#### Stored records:
*-*-*

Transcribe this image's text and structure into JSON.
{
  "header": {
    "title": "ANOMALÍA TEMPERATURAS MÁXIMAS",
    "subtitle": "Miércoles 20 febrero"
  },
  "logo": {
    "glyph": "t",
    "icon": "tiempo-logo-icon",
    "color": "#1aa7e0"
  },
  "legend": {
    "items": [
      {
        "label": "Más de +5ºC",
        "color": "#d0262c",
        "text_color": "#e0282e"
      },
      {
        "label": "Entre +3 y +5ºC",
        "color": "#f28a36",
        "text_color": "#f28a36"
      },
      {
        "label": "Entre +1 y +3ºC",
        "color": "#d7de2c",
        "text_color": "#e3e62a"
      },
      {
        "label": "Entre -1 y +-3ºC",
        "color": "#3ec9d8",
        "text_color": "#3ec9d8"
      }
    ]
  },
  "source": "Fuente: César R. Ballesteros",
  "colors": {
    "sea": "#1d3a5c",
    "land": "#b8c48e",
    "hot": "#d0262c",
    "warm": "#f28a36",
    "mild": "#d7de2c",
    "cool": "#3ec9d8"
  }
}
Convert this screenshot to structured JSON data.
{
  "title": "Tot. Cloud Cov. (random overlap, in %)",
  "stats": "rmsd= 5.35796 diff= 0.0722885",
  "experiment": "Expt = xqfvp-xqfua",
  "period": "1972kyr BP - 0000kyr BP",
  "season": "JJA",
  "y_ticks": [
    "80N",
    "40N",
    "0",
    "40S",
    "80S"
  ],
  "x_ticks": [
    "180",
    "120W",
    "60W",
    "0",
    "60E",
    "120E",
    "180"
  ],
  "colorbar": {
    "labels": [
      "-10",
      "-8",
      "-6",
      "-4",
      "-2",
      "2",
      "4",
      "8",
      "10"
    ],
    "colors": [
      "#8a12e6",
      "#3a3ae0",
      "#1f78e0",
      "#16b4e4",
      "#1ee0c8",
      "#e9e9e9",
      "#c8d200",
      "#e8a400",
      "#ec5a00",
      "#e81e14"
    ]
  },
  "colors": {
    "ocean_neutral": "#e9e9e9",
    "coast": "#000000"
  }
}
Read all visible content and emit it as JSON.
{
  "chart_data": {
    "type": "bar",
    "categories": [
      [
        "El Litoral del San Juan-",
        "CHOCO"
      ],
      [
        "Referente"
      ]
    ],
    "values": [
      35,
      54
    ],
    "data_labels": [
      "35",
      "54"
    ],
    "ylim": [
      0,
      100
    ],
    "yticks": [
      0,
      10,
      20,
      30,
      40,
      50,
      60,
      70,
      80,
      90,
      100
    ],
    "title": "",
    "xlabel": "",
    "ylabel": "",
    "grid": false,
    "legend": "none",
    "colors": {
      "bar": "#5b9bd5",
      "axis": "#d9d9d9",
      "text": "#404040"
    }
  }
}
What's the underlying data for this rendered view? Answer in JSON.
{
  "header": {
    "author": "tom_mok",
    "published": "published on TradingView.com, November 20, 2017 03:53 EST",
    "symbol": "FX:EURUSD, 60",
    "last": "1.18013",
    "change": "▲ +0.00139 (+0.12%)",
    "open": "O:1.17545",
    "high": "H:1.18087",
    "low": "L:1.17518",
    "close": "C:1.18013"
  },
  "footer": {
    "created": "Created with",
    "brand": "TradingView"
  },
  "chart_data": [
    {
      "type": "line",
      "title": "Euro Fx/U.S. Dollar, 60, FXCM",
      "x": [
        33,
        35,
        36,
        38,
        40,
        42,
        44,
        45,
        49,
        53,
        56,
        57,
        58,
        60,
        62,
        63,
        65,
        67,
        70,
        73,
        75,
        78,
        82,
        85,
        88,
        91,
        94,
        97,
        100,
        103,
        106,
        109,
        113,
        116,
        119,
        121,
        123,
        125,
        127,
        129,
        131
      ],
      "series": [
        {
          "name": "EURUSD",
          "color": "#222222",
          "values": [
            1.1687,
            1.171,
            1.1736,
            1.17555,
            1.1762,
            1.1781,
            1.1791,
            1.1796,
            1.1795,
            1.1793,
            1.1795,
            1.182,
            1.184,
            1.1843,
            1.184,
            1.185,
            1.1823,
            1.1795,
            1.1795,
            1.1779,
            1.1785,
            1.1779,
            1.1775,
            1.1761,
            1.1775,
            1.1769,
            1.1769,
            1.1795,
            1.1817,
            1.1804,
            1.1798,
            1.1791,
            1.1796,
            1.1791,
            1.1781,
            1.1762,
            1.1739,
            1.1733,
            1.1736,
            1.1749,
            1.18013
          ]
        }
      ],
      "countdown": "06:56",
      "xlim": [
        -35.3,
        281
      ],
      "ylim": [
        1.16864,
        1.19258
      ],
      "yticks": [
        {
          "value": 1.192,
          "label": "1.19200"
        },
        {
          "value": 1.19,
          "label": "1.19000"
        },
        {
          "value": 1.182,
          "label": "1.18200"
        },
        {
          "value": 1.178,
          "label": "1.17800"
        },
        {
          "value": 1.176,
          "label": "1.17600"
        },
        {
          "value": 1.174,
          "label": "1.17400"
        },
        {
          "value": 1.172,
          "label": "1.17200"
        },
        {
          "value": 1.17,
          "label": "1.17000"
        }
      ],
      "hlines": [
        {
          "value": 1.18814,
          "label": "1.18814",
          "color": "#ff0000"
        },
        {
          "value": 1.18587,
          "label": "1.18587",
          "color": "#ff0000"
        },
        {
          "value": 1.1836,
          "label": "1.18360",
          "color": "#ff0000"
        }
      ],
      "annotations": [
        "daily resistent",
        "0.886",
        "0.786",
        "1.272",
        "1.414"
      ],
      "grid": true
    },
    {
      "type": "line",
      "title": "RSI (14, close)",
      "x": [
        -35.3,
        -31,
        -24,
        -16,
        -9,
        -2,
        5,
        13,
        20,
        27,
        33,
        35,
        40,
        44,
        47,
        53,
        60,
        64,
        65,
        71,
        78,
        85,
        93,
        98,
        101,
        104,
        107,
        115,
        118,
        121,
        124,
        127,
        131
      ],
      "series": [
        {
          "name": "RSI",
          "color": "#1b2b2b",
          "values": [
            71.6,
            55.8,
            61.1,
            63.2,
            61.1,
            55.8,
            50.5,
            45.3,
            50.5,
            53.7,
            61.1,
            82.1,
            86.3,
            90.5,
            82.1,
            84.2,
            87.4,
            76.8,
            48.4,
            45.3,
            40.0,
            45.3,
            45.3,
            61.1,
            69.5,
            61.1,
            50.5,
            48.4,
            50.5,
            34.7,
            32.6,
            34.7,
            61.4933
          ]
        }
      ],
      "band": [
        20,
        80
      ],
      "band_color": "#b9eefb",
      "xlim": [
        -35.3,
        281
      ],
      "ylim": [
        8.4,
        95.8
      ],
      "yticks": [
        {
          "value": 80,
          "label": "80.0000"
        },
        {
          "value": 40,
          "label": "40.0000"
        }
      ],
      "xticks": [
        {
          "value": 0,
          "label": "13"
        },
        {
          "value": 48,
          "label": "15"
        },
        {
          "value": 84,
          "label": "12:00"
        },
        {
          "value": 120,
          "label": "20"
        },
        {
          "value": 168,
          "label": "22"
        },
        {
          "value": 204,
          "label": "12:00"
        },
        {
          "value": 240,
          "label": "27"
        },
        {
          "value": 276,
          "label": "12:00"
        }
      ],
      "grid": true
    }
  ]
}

*-*-*

#### Required task:
Your task is to quote the listing above word for word.

#### Worked answer:
Transcribe this image's text and structure into JSON.
{
  "header": {
    "title": "ANOMALÍA TEMPERATURAS MÁXIMAS",
    "subtitle": "Miércoles 20 febrero"
  },
  "logo": {
    "glyph": "t",
    "icon": "tiempo-logo-icon",
    "color": "#1aa7e0"
  },
  "legend": {
    "items": [
      {
        "label": "Más de +5ºC",
        "color": "#d0262c",
        "text_color": "#e0282e"
      },
      {
        "label": "Entre +3 y +5ºC",
        "color": "#f28a36",
        "text_color": "#f28a36"
      },
      {
        "label": "Entre +1 y +3ºC",
        "color": "#d7de2c",
        "text_color": "#e3e62a"
      },
      {
        "label": "Entre -1 y +-3ºC",
        "color": "#3ec9d8",
        "text_color": "#3ec9d8"
      }
    ]
  },
  "source": "Fuente: César R. Ballesteros",
  "colors": {
    "sea": "#1d3a5c",
    "land": "#b8c48e",
    "hot": "#d0262c",
    "warm": "#f28a36",
    "mild": "#d7de2c",
    "cool": "#3ec9d8"
  }
}
Convert this screenshot to structured JSON data.
{
  "title": "Tot. Cloud Cov. (random overlap, in %)",
  "stats": "rmsd= 5.35796 diff= 0.0722885",
  "experiment": "Expt = xqfvp-xqfua",
  "period": "1972kyr BP - 0000kyr BP",
  "season": "JJA",
  "y_ticks": [
    "80N",
    "40N",
    "0",
    "40S",
    "80S"
  ],
  "x_ticks": [
    "180",
    "120W",
    "60W",
    "0",
    "60E",
    "120E",
    "180"
  ],
  "colorbar": {
    "labels": [
      "-10",
      "-8",
      "-6",
      "-4",
      "-2",
      "2",
      "4",
      "8",
      "10"
    ],
    "colors": [
      "#8a12e6",
      "#3a3ae0",
      "#1f78e0",
      "#16b4e4",
      "#1ee0c8",
      "#e9e9e9",
      "#c8d200",
      "#e8a400",
      "#ec5a00",
      "#e81e14"
    ]
  },
  "colors": {
    "ocean_neutral": "#e9e9e9",
    "coast": "#000000"
  }
}
Read all visible content and emit it as JSON.
{
  "chart_data": {
    "type": "bar",
    "categories": [
      [
        "El Litoral del San Juan-",
        "CHOCO"
      ],
      [
        "Referente"
      ]
    ],
    "values": [
      35,
      54
    ],
    "data_labels": [
      "35",
      "54"
    ],
    "ylim": [
      0,
      100
    ],
    "yticks": [
      0,
      10,
      20,
      30,
      40,
      50,
      60,
      70,
      80,
      90,
      100
    ],
    "title": "",
    "xlabel": "",
    "ylabel": "",
    "grid": false,
    "legend": "none",
    "colors": {
      "bar": "#5b9bd5",
      "axis": "#d9d9d9",
      "text": "#404040"
    }
  }
}
What's the underlying data for this rendered view? Answer in JSON.
{
  "header": {
    "author": "tom_mok",
    "published": "published on TradingView.com, November 20, 2017 03:53 EST",
    "symbol": "FX:EURUSD, 60",
    "last": "1.18013",
    "change": "▲ +0.00139 (+0.12%)",
    "open": "O:1.17545",
    "high": "H:1.18087",
    "low": "L:1.17518",
    "close": "C:1.18013"
  },
  "footer": {
    "created": "Created with",
    "brand": "TradingView"
  },
  "chart_data": [
    {
      "type": "line",
      "title": "Euro Fx/U.S. Dollar, 60, FXCM",
      "x": [
        33,
        35,
        36,
        38,
        40,
        42,
        44,
        45,
        49,
        53,
        56,
        57,
        58,
        60,
        62,
        63,
        65,
        67,
        70,
        73,
        75,
        78,
        82,
        85,
        88,
        91,
        94,
        97,
        100,
        103,
        106,
        109,
        113,
        116,
        119,
        121,
        123,
        125,
        127,
        129,
        131
      ],
      "series": [
        {
          "name": "EURUSD",
          "color": "#222222",
          "values": [
            1.1687,
            1.171,
            1.1736,
            1.17555,
            1.1762,
            1.1781,
            1.1791,
            1.1796,
            1.1795,
            1.1793,
            1.1795,
            1.182,
            1.184,
            1.1843,
            1.184,
            1.185,
            1.1823,
            1.1795,
            1.1795,
            1.1779,
            1.1785,
            1.1779,
            1.1775,
            1.1761,
            1.1775,
            1.1769,
            1.1769,
            1.1795,
            1.1817,
            1.1804,
            1.1798,
            1.1791,
            1.1796,
            1.1791,
            1.1781,
            1.1762,
            1.1739,
            1.1733,
            1.1736,
            1.1749,
            1.18013
          ]
        }
      ],
      "countdown": "06:56",
      "xlim": [
        -35.3,
        281
      ],
      "ylim": [
        1.16864,
        1.19258
      ],
      "yticks": [
        {
          "value": 1.192,
          "label": "1.19200"
        },
        {
          "value": 1.19,
          "label": "1.19000"
        },
        {
          "value": 1.182,
          "label": "1.18200"
        },
        {
          "value": 1.178,
          "label": "1.17800"
        },
        {
          "value": 1.176,
          "label": "1.17600"
        },
        {
          "value": 1.174,
          "label": "1.17400"
        },
        {
          "value": 1.172,
          "label": "1.17200"
        },
        {
          "value": 1.17,
          "label": "1.17000"
        }
      ],
      "hlines": [
        {
          "value": 1.18814,
          "label": "1.18814",
          "color": "#ff0000"
        },
        {
          "value": 1.18587,
          "label": "1.18587",
          "color": "#ff0000"
        },
        {
          "value": 1.1836,
          "label": "1.18360",
          "color": "#ff0000"
        }
      ],
      "annotations": [
        "daily resistent",
        "0.886",
        "0.786",
        "1.272",
        "1.414"
      ],
      "grid": true
    },
    {
      "type": "line",
      "title": "RSI (14, close)",
      "x": [
        -35.3,
        -31,
        -24,
        -16,
        -9,
        -2,
        5,
        13,
        20,
        27,
        33,
        35,
        40,
        44,
        47,
        53,
        60,
        64,
        65,
        71,
        78,
        85,
        93,
        98,
        101,
        104,
        107,
        115,
        118,
        121,
        124,
        127,
        131
      ],
      "series": [
        {
          "name": "RSI",
          "color": "#1b2b2b",
          "values": [
            71.6,
            55.8,
            61.1,
            63.2,
            61.1,
            55.8,
            50.5,
            45.3,
            50.5,
            53.7,
            61.1,
            82.1,
            86.3,
            90.5,
            82.1,
            84.2,
            87.4,
            76.8,
            48.4,
            45.3,
            40.0,
            45.3,
            45.3,
            61.1,
            69.5,
            61.1,
            50.5,
            48.4,
            50.5,
            34.7,
            32.6,
            34.7,
            61.4933
          ]
        }
      ],
      "band": [
        20,
        80
      ],
      "band_color": "#b9eefb",
      "xlim": [
        -35.3,
        281
      ],
      "ylim": [
        8.4,
        95.8
      ],
      "yticks": [
        {
          "value": 80,
          "label": "80.0000"
        },
        {
          "value": 40,
          "label": "40.0000"
        }
      ],
      "xticks": [
        {
          "value": 0,
          "label": "13"
        },
        {
          "value": 48,
          "label": "15"
        },
        {
          "value": 84,
          "label": "12:00"
        },
        {
          "value": 120,
          "label": "20"
        },
        {
          "value": 168,
          "label": "22"
        },
        {
          "value": 204,
          "label": "12:00"
        },
        {
          "value": 240,
          "label": "27"
        },
        {
          "value": 276,
          "label": "12:00"
        }
      ],
      "grid": true
    }
  ]
}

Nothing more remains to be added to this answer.